### WHAT THE TASK ASKS
Could every line of the data be printed exactly as it reads?

### RECORDS

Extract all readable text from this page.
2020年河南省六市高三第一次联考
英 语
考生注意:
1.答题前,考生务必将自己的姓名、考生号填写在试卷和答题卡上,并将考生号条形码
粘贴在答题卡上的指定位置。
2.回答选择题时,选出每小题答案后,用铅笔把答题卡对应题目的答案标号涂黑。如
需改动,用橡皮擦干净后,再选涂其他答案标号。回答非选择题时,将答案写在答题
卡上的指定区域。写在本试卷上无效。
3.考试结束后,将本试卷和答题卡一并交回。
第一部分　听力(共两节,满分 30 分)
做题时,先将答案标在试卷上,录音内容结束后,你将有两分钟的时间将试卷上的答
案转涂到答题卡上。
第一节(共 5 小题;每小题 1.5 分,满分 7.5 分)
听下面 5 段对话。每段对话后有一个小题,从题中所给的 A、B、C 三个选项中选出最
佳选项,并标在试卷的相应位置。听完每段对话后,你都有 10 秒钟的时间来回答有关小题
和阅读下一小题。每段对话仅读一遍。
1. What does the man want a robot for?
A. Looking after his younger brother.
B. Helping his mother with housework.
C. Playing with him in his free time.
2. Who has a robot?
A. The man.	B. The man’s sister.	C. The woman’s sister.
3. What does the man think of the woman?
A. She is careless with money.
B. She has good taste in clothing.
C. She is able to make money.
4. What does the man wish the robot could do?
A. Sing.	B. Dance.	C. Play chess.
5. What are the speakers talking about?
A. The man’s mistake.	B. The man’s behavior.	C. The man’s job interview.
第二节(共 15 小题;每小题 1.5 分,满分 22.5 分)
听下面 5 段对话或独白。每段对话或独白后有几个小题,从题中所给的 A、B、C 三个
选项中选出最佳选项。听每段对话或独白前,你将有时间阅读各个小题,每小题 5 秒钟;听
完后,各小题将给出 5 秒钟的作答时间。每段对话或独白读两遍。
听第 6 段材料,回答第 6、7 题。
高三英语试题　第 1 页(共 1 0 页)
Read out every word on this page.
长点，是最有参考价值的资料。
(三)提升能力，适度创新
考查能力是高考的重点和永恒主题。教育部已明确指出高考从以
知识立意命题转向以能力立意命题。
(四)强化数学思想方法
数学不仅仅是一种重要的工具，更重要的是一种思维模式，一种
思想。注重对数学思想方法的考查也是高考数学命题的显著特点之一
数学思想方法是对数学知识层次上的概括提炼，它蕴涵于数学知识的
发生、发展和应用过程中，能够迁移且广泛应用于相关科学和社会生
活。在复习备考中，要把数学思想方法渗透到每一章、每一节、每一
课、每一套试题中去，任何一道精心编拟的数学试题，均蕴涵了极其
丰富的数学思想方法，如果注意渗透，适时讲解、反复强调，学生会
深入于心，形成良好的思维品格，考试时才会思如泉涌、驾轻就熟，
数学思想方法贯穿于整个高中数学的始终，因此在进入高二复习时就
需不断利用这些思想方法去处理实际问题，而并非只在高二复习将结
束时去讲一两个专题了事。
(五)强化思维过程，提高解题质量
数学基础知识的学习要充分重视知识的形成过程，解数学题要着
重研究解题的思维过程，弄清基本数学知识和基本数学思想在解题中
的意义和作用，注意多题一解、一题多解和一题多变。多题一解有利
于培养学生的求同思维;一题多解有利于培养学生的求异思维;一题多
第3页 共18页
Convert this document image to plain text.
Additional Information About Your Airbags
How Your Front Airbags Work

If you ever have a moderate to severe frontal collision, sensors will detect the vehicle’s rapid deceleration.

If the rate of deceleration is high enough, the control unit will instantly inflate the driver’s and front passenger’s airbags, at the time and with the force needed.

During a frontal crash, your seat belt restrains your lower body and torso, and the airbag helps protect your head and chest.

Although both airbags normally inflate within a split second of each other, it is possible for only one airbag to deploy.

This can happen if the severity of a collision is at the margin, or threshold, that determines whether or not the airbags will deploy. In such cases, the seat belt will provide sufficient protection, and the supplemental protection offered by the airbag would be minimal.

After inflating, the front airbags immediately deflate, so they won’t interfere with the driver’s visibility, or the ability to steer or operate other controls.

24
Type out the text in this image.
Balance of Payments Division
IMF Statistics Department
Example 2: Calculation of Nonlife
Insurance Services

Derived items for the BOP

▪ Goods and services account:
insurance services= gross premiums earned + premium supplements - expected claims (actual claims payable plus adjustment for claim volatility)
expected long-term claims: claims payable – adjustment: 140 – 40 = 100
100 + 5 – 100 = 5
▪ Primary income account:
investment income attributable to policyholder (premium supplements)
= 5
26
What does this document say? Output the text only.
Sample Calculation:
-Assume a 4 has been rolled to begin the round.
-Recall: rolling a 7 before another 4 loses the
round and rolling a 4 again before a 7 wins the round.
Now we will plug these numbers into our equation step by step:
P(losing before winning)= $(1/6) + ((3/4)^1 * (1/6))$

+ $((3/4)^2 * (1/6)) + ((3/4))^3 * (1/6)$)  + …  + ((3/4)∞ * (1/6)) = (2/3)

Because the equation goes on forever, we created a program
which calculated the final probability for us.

### SOLUTION
Extract all readable text from this page.
2020年河南省六市高三第一次联考
英 语
考生注意:
1.答题前,考生务必将自己的姓名、考生号填写在试卷和答题卡上,并将考生号条形码
粘贴在答题卡上的指定位置。
2.回答选择题时,选出每小题答案后,用铅笔把答题卡对应题目的答案标号涂黑。如
需改动,用橡皮擦干净后,再选涂其他答案标号。回答非选择题时,将答案写在答题
卡上的指定区域。写在本试卷上无效。
3.考试结束后,将本试卷和答题卡一并交回。
第一部分　听力(共两节,满分 30 分)
做题时,先将答案标在试卷上,录音内容结束后,你将有两分钟的时间将试卷上的答
案转涂到答题卡上。
第一节(共 5 小题;每小题 1.5 分,满分 7.5 分)
听下面 5 段对话。每段对话后有一个小题,从题中所给的 A、B、C 三个选项中选出最
佳选项,并标在试卷的相应位置。听完每段对话后,你都有 10 秒钟的时间来回答有关小题
和阅读下一小题。每段对话仅读一遍。
1. What does the man want a robot for?
A. Looking after his younger brother.
B. Helping his mother with housework.
C. Playing with him in his free time.
2. Who has a robot?
A. The man.	B. The man’s sister.	C. The woman’s sister.
3. What does the man think of the woman?
A. She is careless with money.
B. She has good taste in clothing.
C. She is able to make money.
4. What does the man wish the robot could do?
A. Sing.	B. Dance.	C. Play chess.
5. What are the speakers talking about?
A. The man’s mistake.	B. The man’s behavior.	C. The man’s job interview.
第二节(共 15 小题;每小题 1.5 分,满分 22.5 分)
听下面 5 段对话或独白。每段对话或独白后有几个小题,从题中所给的 A、B、C 三个
选项中选出最佳选项。听每段对话或独白前,你将有时间阅读各个小题,每小题 5 秒钟;听
完后,各小题将给出 5 秒钟的作答时间。每段对话或独白读两遍。
听第 6 段材料,回答第 6、7 题。
高三英语试题　第 1 页(共 1 0 页)
Read out every word on this page.
长点，是最有参考价值的资料。
(三)提升能力，适度创新
考查能力是高考的重点和永恒主题。教育部已明确指出高考从以
知识立意命题转向以能力立意命题。
(四)强化数学思想方法
数学不仅仅是一种重要的工具，更重要的是一种思维模式，一种
思想。注重对数学思想方法的考查也是高考数学命题的显著特点之一
数学思想方法是对数学知识层次上的概括提炼，它蕴涵于数学知识的
发生、发展和应用过程中，能够迁移且广泛应用于相关科学和社会生
活。在复习备考中，要把数学思想方法渗透到每一章、每一节、每一
课、每一套试题中去，任何一道精心编拟的数学试题，均蕴涵了极其
丰富的数学思想方法，如果注意渗透，适时讲解、反复强调，学生会
深入于心，形成良好的思维品格，考试时才会思如泉涌、驾轻就熟，
数学思想方法贯穿于整个高中数学的始终，因此在进入高二复习时就
需不断利用这些思想方法去处理实际问题，而并非只在高二复习将结
束时去讲一两个专题了事。
(五)强化思维过程，提高解题质量
数学基础知识的学习要充分重视知识的形成过程，解数学题要着
重研究解题的思维过程，弄清基本数学知识和基本数学思想在解题中
的意义和作用，注意多题一解、一题多解和一题多变。多题一解有利
于培养学生的求同思维;一题多解有利于培养学生的求异思维;一题多
第3页 共18页
Convert this document image to plain text.
Additional Information About Your Airbags
How Your Front Airbags Work

If you ever have a moderate to severe frontal collision, sensors will detect the vehicle’s rapid deceleration.

If the rate of deceleration is high enough, the control unit will instantly inflate the driver’s and front passenger’s airbags, at the time and with the force needed.

During a frontal crash, your seat belt restrains your lower body and torso, and the airbag helps protect your head and chest.

Although both airbags normally inflate within a split second of each other, it is possible for only one airbag to deploy.

This can happen if the severity of a collision is at the margin, or threshold, that determines whether or not the airbags will deploy. In such cases, the seat belt will provide sufficient protection, and the supplemental protection offered by the airbag would be minimal.

After inflating, the front airbags immediately deflate, so they won’t interfere with the driver’s visibility, or the ability to steer or operate other controls.

24
Type out the text in this image.
Balance of Payments Division
IMF Statistics Department
Example 2: Calculation of Nonlife
Insurance Services

Derived items for the BOP

▪ Goods and services account:
insurance services= gross premiums earned + premium supplements - expected claims (actual claims payable plus adjustment for claim volatility)
expected long-term claims: claims payable – adjustment: 140 – 40 = 100
100 + 5 – 100 = 5
▪ Primary income account:
investment income attributable to policyholder (premium supplements)
= 5
26
What does this document say? Output the text only.
Sample Calculation:
-Assume a 4 has been rolled to begin the round.
-Recall: rolling a 7 before another 4 loses the
round and rolling a 4 again before a 7 wins the round.
Now we will plug these numbers into our equation step by step:
P(losing before winning)= $(1/6) + ((3/4)^1 * (1/6))$

+ $((3/4)^2 * (1/6)) + ((3/4))^3 * (1/6)$)  + …  + ((3/4)∞ * (1/6)) = (2/3)

Because the equation goes on forever, we created a program
which calculated the final probability for us.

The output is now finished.